Your task: Copy out all the entries exactly.

Dataset rows:
++++++++++

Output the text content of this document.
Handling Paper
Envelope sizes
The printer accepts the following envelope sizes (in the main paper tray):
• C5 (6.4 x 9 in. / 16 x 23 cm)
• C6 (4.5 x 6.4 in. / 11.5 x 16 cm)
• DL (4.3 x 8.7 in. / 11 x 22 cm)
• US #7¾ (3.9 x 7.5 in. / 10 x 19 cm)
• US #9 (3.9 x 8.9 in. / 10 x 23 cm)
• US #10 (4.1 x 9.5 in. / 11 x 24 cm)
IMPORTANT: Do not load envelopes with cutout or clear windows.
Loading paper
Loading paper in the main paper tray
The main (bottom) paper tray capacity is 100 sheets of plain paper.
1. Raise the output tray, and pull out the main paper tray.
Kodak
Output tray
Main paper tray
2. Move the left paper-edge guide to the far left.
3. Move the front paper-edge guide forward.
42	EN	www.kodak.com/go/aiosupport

++++++++++

Task response:
Output the text content of this document.
Handling Paper
Envelope sizes
The printer accepts the following envelope sizes (in the main paper tray):
• C5 (6.4 x 9 in. / 16 x 23 cm)
• C6 (4.5 x 6.4 in. / 11.5 x 16 cm)
• DL (4.3 x 8.7 in. / 11 x 22 cm)
• US #7¾ (3.9 x 7.5 in. / 10 x 19 cm)
• US #9 (3.9 x 8.9 in. / 10 x 23 cm)
• US #10 (4.1 x 9.5 in. / 11 x 24 cm)
IMPORTANT: Do not load envelopes with cutout or clear windows.
Loading paper
Loading paper in the main paper tray
The main (bottom) paper tray capacity is 100 sheets of plain paper.
1. Raise the output tray, and pull out the main paper tray.
Kodak
Output tray
Main paper tray
2. Move the left paper-edge guide to the far left.
3. Move the front paper-edge guide forward.
42	EN	www.kodak.com/go/aiosupport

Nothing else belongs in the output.